Extracted records

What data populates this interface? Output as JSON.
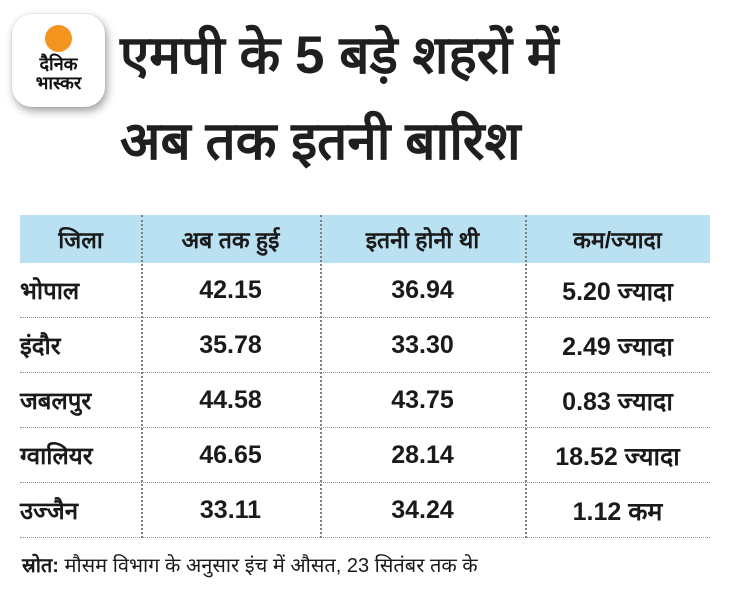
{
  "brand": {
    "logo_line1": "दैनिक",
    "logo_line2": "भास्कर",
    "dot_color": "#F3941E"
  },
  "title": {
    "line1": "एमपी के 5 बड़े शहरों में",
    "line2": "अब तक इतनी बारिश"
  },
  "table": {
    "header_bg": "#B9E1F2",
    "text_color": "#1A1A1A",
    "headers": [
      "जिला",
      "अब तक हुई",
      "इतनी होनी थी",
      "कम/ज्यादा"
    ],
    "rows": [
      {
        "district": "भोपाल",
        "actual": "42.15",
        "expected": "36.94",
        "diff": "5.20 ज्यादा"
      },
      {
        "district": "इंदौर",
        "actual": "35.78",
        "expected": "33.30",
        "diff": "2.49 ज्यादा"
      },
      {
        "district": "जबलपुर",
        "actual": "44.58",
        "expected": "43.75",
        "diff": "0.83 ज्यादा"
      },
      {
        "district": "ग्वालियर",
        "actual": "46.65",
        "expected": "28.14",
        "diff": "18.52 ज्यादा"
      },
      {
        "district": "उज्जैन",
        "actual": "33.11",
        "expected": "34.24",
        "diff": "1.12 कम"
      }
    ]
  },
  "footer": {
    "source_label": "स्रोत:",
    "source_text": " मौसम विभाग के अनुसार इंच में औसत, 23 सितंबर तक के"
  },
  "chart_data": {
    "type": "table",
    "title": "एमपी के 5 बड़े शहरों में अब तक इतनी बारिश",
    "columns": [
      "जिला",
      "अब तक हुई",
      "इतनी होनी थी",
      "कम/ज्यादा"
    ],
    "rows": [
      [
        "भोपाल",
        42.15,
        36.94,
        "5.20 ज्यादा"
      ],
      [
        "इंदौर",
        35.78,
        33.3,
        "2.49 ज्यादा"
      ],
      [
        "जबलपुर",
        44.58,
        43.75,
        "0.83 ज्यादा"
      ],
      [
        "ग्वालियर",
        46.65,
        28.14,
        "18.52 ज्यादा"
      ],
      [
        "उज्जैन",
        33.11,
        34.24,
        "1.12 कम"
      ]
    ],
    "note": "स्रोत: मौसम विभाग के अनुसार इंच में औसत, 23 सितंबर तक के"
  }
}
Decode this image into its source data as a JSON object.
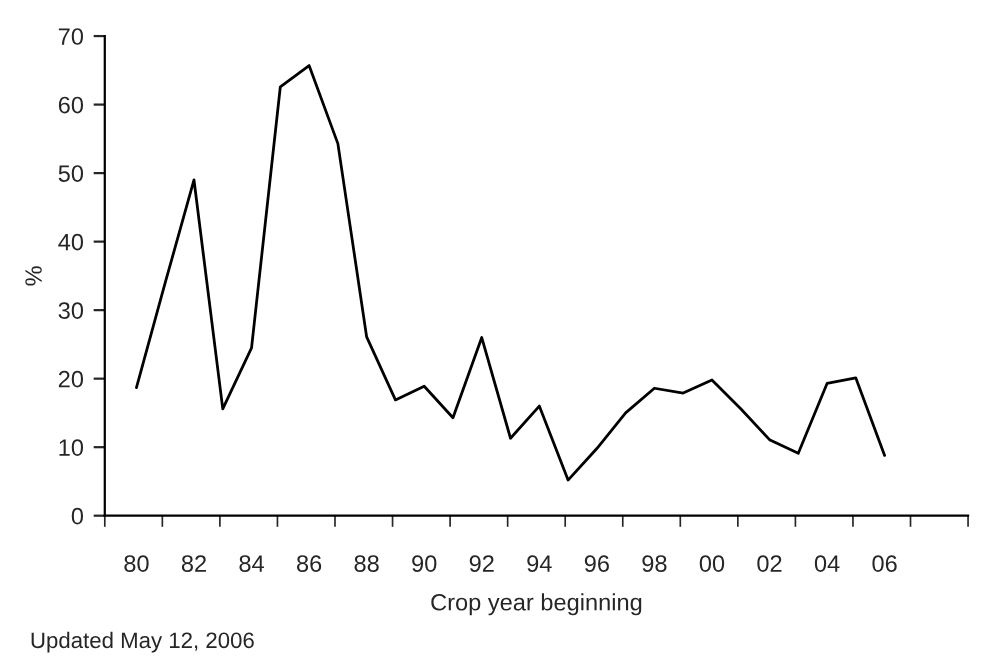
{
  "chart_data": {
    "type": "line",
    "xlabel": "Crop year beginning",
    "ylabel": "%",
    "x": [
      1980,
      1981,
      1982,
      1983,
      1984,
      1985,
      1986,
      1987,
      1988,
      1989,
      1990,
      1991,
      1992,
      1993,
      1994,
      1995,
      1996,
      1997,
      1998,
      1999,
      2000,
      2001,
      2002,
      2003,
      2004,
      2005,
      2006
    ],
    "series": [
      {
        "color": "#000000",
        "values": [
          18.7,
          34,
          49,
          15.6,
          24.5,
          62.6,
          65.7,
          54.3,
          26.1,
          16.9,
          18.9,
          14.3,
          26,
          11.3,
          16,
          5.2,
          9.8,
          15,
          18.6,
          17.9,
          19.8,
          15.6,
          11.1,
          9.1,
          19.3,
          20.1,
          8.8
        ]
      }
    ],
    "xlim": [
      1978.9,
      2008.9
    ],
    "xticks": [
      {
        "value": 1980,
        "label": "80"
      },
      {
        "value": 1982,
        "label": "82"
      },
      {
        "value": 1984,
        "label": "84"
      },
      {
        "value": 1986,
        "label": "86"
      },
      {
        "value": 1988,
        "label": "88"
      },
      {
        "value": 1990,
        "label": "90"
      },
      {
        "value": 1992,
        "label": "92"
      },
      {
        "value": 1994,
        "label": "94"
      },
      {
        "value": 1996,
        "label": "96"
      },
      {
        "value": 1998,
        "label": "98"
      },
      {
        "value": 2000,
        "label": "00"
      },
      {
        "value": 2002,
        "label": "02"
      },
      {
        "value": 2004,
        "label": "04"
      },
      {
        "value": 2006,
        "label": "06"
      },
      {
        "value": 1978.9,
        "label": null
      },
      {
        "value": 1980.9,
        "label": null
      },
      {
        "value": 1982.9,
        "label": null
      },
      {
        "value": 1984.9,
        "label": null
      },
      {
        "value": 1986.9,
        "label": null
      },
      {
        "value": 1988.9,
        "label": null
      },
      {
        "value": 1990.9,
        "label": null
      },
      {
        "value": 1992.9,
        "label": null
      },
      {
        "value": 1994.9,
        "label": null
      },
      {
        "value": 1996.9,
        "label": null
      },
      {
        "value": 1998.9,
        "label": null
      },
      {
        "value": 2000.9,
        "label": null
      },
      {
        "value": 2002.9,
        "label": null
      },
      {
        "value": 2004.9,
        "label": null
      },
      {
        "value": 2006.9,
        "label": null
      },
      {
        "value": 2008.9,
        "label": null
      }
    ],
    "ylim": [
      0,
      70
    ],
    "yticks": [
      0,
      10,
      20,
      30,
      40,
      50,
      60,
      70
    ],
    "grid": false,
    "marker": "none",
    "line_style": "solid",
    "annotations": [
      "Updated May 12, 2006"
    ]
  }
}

OBJECTIVE: Gather all the lines that include the word "title" and copy them out.

IN RESPONSE:
  "title": {
    "title": "एमपी के 5 बड़े शहरों में अब तक इतनी बारिश",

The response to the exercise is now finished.